→ **Study questions**
- a) Answer these questions using the text about George Henry Bingenheimer:
(i) Which county did he serve as treasurer, and in what years?
(ii) Where was he an Indian agent?
(iii) What did his collection help form the basis for?
- b) Decide whether each statement agrees with the text about George Henry Bingenheimer. Answer yes or no, and quote the words from the text that decide it.
(i) He was sheriff before he was county treasurer.
(ii) He owned a drug store.
(iii) He died in 1920.
- c) Pick up the text about George Henry Bingenheimer after its last sentence and keep writing.

American investor and collector (1861–1920)

George Henry Bingenheimer (April 18, 1861 — December 24, 1920) was an early settler, drug store owner, and land developer for the city of Mandan, North Dakota. Active in local politics, he served as Morton County Treasurer (1882–1886), Sheriff (1889–1894), and as an Indian agent for Standing Rock from 1898–1903. Bingenheimer was an avid collector of Native American art and artifacts, and his extensive collection helped form the basis for the Smithsonian's National Museum of the American Indian.

Items from a dataset:
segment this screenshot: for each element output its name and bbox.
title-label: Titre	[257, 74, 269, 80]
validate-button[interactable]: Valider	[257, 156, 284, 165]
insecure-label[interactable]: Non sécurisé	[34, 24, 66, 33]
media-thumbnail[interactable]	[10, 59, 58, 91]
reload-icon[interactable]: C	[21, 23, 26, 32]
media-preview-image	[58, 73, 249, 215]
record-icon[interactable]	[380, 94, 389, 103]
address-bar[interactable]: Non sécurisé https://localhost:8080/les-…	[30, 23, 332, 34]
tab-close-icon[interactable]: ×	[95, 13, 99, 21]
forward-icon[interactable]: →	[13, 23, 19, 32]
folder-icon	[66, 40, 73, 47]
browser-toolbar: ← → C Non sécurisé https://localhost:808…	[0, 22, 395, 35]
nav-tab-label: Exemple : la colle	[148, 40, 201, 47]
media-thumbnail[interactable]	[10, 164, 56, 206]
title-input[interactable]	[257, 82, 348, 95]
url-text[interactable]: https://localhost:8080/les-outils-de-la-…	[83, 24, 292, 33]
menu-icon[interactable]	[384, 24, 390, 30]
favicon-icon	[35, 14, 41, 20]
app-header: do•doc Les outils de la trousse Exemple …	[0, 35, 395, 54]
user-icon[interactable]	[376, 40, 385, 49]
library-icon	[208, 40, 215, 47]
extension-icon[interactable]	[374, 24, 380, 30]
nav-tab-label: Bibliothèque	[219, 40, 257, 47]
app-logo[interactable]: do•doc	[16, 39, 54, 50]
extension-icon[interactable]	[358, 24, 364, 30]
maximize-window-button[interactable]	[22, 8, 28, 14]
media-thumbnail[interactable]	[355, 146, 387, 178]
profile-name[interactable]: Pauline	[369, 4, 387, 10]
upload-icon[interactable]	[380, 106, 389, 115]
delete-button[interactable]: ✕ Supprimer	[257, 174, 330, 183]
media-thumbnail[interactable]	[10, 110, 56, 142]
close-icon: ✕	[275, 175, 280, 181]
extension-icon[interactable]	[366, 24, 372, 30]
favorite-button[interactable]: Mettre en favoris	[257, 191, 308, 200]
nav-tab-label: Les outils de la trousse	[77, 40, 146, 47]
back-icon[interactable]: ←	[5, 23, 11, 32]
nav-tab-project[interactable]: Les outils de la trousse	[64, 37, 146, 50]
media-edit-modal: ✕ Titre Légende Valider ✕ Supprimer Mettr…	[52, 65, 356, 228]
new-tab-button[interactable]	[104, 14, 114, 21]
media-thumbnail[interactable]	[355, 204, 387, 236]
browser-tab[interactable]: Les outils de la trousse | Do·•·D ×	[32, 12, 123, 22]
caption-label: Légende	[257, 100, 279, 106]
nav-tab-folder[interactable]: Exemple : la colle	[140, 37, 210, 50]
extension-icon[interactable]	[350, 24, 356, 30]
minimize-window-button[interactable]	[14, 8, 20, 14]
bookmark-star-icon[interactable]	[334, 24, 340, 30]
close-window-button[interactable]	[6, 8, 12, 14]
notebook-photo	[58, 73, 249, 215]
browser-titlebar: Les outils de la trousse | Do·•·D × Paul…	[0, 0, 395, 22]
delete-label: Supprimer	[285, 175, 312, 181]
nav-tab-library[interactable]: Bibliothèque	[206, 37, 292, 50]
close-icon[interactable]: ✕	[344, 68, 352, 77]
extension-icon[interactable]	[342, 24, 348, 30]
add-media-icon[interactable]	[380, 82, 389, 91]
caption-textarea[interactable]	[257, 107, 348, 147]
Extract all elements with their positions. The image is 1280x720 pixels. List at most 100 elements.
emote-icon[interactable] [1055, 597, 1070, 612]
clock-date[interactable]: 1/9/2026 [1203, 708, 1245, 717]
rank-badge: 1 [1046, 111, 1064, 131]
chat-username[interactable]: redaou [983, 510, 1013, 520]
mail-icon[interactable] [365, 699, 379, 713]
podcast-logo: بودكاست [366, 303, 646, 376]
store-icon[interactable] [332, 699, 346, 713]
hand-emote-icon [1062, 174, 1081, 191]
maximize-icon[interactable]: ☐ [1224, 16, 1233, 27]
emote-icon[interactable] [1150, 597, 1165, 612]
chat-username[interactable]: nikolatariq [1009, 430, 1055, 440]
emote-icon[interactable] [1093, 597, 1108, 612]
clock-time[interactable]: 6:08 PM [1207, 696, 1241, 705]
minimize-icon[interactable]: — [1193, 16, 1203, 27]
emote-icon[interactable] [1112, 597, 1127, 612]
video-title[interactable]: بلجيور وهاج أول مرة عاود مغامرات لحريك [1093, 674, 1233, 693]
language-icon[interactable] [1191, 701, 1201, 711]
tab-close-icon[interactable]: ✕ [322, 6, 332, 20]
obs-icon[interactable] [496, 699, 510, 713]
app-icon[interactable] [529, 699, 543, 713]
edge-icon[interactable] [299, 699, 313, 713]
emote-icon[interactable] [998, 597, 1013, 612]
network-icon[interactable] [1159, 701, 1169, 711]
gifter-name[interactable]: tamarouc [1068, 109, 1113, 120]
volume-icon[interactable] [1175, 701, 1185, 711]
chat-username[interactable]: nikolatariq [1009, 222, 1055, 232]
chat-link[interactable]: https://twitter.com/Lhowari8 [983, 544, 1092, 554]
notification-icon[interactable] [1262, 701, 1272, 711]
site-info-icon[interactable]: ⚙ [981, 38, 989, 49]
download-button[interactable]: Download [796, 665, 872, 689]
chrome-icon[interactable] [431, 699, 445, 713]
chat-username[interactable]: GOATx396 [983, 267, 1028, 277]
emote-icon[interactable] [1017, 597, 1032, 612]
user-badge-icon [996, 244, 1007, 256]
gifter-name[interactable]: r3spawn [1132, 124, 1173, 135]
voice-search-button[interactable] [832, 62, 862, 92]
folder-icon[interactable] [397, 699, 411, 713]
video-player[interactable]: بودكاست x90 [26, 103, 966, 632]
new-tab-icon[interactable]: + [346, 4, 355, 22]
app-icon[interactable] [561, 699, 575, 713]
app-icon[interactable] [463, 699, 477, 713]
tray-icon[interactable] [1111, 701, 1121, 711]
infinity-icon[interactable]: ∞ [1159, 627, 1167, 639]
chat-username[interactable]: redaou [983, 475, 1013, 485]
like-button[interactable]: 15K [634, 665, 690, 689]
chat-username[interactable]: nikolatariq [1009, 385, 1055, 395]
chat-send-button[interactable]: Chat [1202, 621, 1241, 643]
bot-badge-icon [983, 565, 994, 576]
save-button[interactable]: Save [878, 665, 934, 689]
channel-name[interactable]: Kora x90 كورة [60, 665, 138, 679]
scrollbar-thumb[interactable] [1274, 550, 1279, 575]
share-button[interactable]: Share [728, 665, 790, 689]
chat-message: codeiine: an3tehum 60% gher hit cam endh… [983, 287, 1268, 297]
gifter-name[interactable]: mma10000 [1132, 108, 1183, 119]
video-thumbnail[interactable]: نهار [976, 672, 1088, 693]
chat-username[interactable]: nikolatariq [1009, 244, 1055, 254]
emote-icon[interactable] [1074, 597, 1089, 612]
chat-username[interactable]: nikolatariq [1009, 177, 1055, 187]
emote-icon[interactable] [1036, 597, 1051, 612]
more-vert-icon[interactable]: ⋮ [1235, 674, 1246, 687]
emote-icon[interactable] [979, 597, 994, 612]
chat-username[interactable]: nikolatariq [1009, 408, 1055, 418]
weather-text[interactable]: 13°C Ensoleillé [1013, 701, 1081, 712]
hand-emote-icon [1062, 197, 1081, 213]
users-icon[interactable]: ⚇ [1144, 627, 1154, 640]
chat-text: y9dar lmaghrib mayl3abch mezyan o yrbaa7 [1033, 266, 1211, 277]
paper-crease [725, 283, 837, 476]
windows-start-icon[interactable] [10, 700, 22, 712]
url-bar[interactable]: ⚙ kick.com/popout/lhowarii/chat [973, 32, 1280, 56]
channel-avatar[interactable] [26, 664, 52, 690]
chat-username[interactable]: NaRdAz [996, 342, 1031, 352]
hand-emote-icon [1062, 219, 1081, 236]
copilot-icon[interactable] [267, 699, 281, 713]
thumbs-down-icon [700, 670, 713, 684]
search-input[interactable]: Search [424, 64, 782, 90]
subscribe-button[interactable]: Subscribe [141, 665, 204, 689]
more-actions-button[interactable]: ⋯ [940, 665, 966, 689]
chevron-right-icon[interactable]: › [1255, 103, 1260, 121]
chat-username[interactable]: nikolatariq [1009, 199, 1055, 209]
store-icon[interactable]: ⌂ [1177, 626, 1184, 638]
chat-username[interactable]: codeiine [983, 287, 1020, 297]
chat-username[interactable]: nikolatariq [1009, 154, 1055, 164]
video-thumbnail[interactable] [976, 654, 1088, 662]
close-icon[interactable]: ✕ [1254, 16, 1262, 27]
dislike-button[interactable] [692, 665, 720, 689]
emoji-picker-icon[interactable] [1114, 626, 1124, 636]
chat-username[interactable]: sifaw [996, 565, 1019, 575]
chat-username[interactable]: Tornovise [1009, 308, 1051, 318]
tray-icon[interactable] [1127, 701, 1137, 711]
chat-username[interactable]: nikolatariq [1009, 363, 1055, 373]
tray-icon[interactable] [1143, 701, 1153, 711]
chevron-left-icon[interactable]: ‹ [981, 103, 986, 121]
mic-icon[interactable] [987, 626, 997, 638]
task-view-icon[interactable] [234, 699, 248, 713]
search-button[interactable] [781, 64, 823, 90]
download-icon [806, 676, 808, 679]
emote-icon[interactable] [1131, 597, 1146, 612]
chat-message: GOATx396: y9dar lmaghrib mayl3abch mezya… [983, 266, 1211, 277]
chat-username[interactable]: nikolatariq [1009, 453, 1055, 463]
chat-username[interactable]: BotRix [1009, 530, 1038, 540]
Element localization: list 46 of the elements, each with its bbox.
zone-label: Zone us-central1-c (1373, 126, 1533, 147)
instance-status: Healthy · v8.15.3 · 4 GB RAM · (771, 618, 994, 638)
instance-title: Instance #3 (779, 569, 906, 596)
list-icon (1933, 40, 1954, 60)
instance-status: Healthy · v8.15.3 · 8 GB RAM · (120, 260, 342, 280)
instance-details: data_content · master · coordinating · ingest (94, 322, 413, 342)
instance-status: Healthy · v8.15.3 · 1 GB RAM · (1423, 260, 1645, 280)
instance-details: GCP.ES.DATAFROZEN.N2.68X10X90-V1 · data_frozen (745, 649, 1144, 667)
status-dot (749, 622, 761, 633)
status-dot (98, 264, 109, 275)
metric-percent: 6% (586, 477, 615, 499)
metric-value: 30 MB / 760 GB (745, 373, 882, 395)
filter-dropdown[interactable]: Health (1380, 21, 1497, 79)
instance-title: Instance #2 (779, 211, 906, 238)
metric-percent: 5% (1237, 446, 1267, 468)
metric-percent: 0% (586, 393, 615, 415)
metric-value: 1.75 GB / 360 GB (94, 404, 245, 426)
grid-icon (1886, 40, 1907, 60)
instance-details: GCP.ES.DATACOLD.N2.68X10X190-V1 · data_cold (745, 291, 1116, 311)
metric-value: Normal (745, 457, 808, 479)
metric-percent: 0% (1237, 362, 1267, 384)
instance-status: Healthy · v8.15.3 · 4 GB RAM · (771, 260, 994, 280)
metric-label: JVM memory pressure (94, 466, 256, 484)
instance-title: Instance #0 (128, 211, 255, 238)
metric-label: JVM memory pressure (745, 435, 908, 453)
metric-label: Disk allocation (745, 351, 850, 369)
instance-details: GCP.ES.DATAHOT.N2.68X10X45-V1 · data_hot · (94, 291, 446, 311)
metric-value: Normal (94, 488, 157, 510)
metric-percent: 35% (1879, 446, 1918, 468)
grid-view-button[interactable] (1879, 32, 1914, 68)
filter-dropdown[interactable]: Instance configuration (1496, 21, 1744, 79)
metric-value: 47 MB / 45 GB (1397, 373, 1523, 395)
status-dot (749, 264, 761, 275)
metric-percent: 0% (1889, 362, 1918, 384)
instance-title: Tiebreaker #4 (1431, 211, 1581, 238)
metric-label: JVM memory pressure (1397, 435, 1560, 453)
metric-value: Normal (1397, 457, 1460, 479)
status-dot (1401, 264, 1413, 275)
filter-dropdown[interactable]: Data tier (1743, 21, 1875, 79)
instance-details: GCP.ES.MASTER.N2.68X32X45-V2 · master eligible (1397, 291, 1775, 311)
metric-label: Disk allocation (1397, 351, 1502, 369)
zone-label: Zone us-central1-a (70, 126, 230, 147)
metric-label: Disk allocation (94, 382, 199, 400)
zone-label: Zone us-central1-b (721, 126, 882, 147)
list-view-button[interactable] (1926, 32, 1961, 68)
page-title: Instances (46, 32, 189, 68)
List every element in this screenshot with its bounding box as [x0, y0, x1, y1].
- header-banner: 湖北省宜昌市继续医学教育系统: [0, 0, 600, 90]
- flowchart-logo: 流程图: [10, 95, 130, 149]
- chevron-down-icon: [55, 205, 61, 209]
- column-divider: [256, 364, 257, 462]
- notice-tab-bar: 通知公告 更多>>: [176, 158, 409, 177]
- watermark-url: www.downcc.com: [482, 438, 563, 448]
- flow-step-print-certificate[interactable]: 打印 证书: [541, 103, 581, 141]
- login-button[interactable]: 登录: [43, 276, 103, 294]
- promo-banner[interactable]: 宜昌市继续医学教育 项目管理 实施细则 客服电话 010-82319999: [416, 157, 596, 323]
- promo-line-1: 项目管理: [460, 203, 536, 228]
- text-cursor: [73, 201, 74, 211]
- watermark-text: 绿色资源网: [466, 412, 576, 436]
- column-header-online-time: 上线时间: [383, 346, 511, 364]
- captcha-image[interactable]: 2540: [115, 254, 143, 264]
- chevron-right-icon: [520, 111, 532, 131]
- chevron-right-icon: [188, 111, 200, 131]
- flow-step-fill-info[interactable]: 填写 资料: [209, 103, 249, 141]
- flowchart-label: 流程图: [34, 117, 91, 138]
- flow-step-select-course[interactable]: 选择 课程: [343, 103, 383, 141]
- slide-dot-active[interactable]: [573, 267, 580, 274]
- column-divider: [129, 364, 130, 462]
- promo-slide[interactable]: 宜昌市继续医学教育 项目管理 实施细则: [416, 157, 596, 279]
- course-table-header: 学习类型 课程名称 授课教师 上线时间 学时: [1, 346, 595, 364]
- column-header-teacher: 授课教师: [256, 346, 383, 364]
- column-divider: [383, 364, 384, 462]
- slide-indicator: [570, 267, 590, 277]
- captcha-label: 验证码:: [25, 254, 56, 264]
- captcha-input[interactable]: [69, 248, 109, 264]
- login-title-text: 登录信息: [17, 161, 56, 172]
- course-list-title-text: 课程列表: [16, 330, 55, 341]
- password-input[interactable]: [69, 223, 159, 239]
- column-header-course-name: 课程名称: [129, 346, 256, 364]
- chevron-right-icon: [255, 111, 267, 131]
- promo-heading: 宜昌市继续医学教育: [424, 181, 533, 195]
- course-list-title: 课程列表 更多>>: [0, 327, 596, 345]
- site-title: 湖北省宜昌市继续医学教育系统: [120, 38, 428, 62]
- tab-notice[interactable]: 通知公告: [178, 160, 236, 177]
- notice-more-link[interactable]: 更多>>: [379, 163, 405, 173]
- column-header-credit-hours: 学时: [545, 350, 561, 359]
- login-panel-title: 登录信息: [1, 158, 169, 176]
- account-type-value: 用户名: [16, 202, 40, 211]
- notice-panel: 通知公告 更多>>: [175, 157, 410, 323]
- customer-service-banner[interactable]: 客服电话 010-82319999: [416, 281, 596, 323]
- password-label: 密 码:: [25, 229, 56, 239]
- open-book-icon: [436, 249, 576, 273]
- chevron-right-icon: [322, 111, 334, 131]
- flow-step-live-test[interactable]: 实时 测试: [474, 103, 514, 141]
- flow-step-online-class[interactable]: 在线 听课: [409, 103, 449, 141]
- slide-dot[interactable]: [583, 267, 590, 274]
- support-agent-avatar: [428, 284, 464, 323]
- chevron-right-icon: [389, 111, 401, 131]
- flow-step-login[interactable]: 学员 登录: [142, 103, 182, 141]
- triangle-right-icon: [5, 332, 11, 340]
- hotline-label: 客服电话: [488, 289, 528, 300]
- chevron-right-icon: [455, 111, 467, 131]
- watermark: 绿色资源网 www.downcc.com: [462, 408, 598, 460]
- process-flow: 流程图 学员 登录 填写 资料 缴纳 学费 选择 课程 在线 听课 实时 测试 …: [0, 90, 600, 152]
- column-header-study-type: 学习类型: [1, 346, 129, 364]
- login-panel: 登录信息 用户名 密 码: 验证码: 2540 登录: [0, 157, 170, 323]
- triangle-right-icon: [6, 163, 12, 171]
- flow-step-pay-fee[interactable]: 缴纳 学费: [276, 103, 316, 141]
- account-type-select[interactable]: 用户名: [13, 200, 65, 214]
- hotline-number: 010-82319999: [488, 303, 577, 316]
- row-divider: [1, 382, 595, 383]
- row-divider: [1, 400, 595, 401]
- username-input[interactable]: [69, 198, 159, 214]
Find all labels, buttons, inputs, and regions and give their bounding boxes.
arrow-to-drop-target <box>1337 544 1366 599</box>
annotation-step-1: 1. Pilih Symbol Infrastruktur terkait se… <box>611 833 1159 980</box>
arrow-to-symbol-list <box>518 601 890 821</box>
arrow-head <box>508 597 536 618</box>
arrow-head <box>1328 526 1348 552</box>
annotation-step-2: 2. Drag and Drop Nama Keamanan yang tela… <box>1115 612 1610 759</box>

→ **Task answers**
- a)
(i) Morton County, 1882–1886
(ii) Standing Rock
(iii) The Smithsonian's National Museum of the American Indian

- b)
(i) No: "Morton County Treasurer (1882–1886), Sheriff (1889–1894)"
(ii) Yes: "drug store owner"
(iii) Yes: "December 24, 1920"

- c)
== Early life ==
George Bingenheimer was born on April 18, 1861, in Frankfort, Minnesota. His parents, Jacob and Margaret Bingenheimer, had nine children. George was the fifth oldest among them. The other siblings had moved to Minnesota from Hesse, in central Germany, in 1849. Jacob Bingenheimer, George's father, later became one of the foremost flour millers in Minneapolis. In March 1880, George Bingenheimer arrived in Mandan, followed a year later by his brother Ferdinand. George initially worked at William Hollenback's drug store, but in October 1881, he and Ferdinand joined forces and established their own drug store, which was Mandan's first drug store. Eventually, they sold the store to D.R. Taylor, who remained in the business and is known as Taylor Drug today.

== Political career ==
George Bingenheimer was also involved in politics and attended multiple National Republican Conventions. He was chosen as the County Treasurer in 1882 and held the position until 1886. In 1885, he campaigned against the idea of western Morton County residents separating to create a new county. George Bingenheimer was a stockholder of the Pioneer Publishing Company. The Pioneer Publishing Co. was one of the first news companies established west of Missouri River.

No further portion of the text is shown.